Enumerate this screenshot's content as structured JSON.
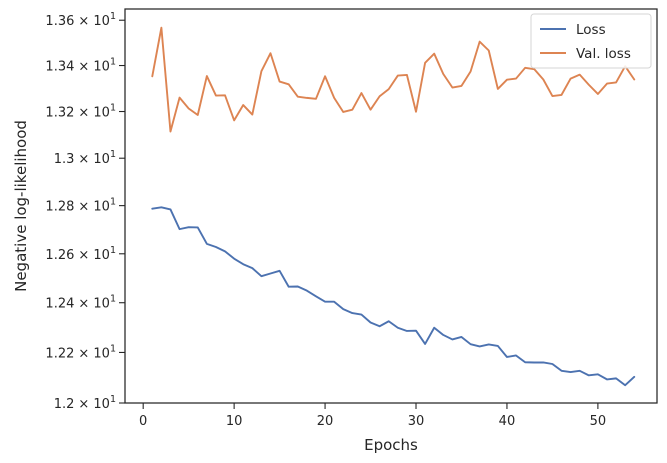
{
  "chart_data": {
    "type": "line",
    "xlabel": "Epochs",
    "ylabel": "Negative log-likelihood",
    "xlim": [
      -2,
      56.5
    ],
    "ylim": [
      12.0,
      13.65
    ],
    "y_scale": "log",
    "x_ticks": [
      0,
      10,
      20,
      30,
      40,
      50
    ],
    "y_ticks": [
      {
        "value": 12.0,
        "mantissa": "1.2"
      },
      {
        "value": 12.2,
        "mantissa": "1.22"
      },
      {
        "value": 12.4,
        "mantissa": "1.24"
      },
      {
        "value": 12.6,
        "mantissa": "1.26"
      },
      {
        "value": 12.8,
        "mantissa": "1.28"
      },
      {
        "value": 13.0,
        "mantissa": "1.3"
      },
      {
        "value": 13.2,
        "mantissa": "1.32"
      },
      {
        "value": 13.4,
        "mantissa": "1.34"
      },
      {
        "value": 13.6,
        "mantissa": "1.36"
      }
    ],
    "y_tick_multiplier": "× 10",
    "y_tick_exponent": "1",
    "grid": false,
    "legend_position": "top-right",
    "x": [
      1,
      2,
      3,
      4,
      5,
      6,
      7,
      8,
      9,
      10,
      11,
      12,
      13,
      14,
      15,
      16,
      17,
      18,
      19,
      20,
      21,
      22,
      23,
      24,
      25,
      26,
      27,
      28,
      29,
      30,
      31,
      32,
      33,
      34,
      35,
      36,
      37,
      38,
      39,
      40,
      41,
      42,
      43,
      44,
      45,
      46,
      47,
      48,
      49,
      50,
      51,
      52,
      53,
      54
    ],
    "series": [
      {
        "name": "Loss",
        "color": "#4c72b0",
        "values": [
          12.787,
          12.793,
          12.784,
          12.702,
          12.71,
          12.709,
          12.641,
          12.628,
          12.61,
          12.58,
          12.557,
          12.541,
          12.508,
          12.519,
          12.53,
          12.465,
          12.466,
          12.449,
          12.426,
          12.404,
          12.404,
          12.374,
          12.358,
          12.352,
          12.32,
          12.305,
          12.325,
          12.299,
          12.286,
          12.287,
          12.234,
          12.299,
          12.27,
          12.252,
          12.262,
          12.233,
          12.224,
          12.232,
          12.226,
          12.182,
          12.188,
          12.161,
          12.16,
          12.16,
          12.154,
          12.127,
          12.122,
          12.127,
          12.109,
          12.113,
          12.093,
          12.097,
          12.07,
          12.103
        ]
      },
      {
        "name": "Val. loss",
        "color": "#dd8452",
        "values": [
          13.353,
          13.567,
          13.114,
          13.26,
          13.213,
          13.185,
          13.354,
          13.269,
          13.27,
          13.162,
          13.228,
          13.187,
          13.375,
          13.454,
          13.33,
          13.318,
          13.264,
          13.259,
          13.255,
          13.353,
          13.259,
          13.198,
          13.208,
          13.28,
          13.208,
          13.266,
          13.297,
          13.356,
          13.359,
          13.199,
          13.412,
          13.452,
          13.363,
          13.304,
          13.311,
          13.374,
          13.505,
          13.466,
          13.298,
          13.338,
          13.343,
          13.39,
          13.384,
          13.339,
          13.267,
          13.272,
          13.343,
          13.36,
          13.316,
          13.276,
          13.321,
          13.326,
          13.397,
          13.339
        ]
      }
    ]
  }
}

Written task: Write down every line of the data above that includes the string "mantissa".

The reply:
        "mantissa": "1.2"
        "mantissa": "1.22"
        "mantissa": "1.24"
        "mantissa": "1.26"
        "mantissa": "1.28"
        "mantissa": "1.3"
        "mantissa": "1.32"
        "mantissa": "1.34"
        "mantissa": "1.36"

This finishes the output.